### EXERCISE DESCRIPTION
Tally the lines in the listing below that include "productName". Answer with the count and nothing more.

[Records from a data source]

[START]

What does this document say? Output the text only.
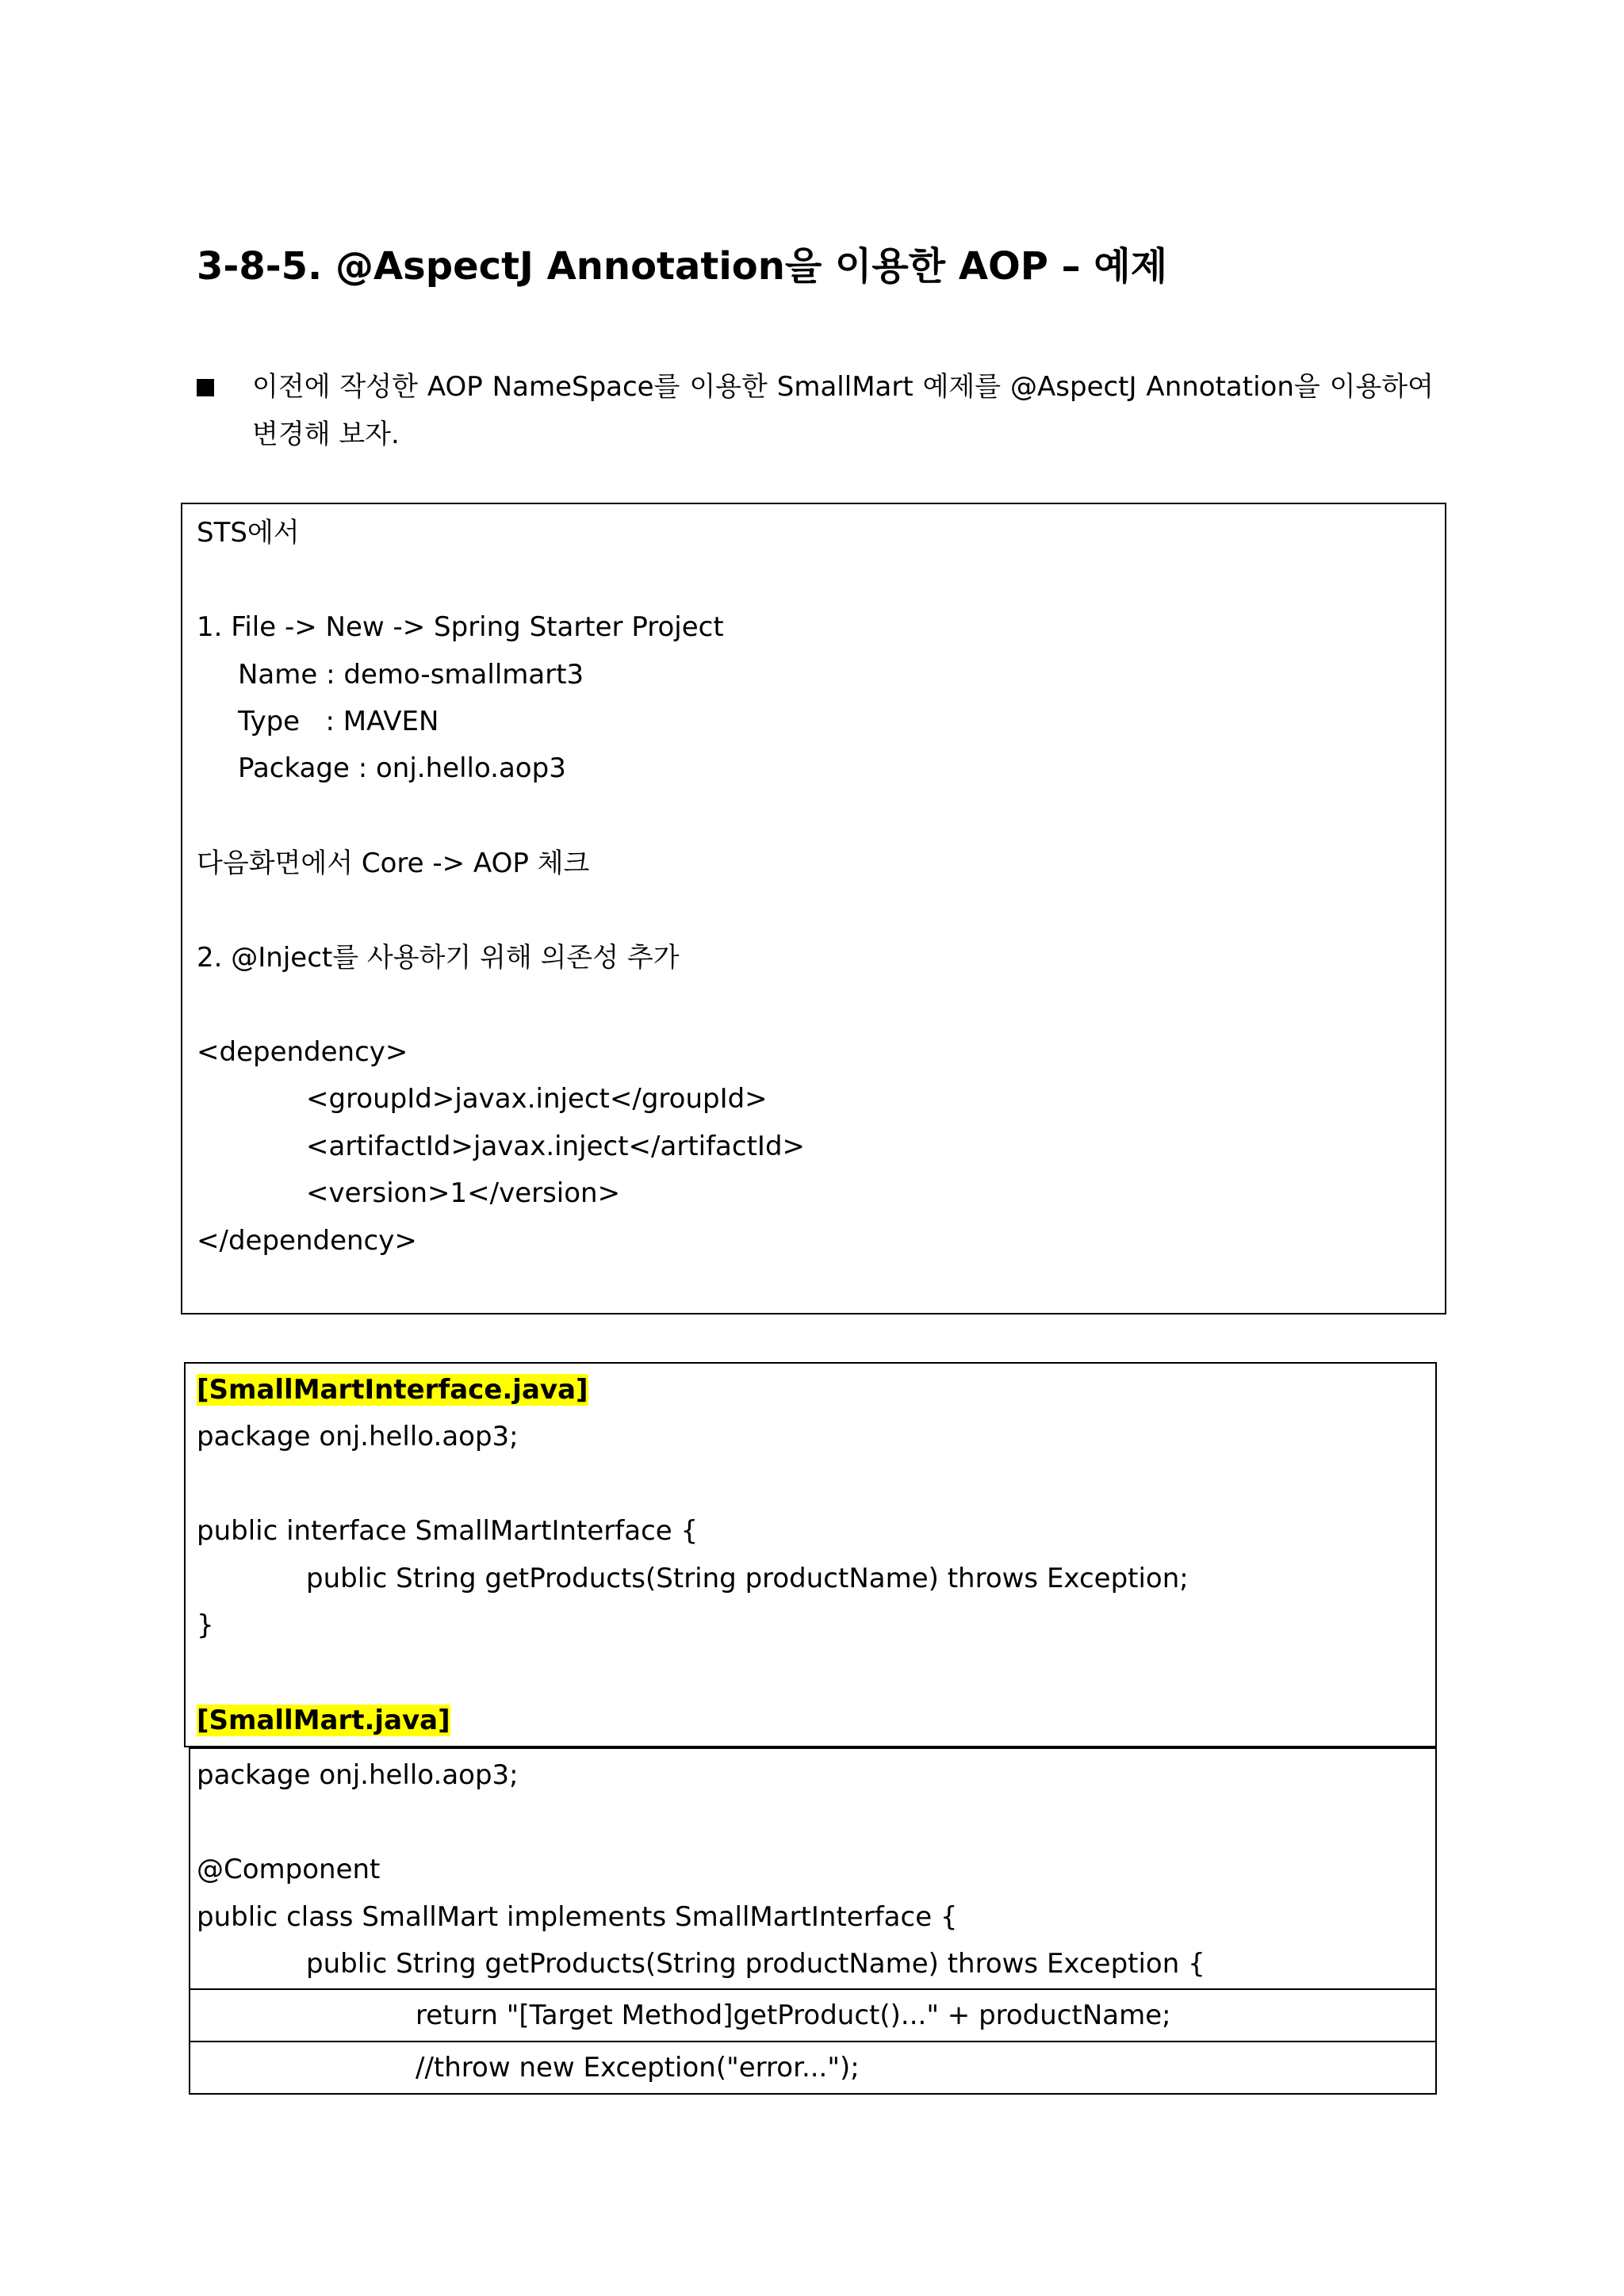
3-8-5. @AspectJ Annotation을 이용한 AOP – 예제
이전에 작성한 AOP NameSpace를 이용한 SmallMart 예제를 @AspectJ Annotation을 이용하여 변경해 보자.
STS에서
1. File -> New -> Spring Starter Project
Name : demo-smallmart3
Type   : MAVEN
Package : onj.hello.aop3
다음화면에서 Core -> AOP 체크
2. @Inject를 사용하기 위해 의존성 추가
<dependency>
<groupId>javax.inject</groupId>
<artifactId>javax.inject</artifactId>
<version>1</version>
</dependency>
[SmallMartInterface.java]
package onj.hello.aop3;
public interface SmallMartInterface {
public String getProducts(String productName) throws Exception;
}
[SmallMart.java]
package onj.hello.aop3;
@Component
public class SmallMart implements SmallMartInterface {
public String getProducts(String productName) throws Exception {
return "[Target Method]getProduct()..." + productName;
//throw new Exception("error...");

[END]

### SOLUTION TO THE EXERCISE
3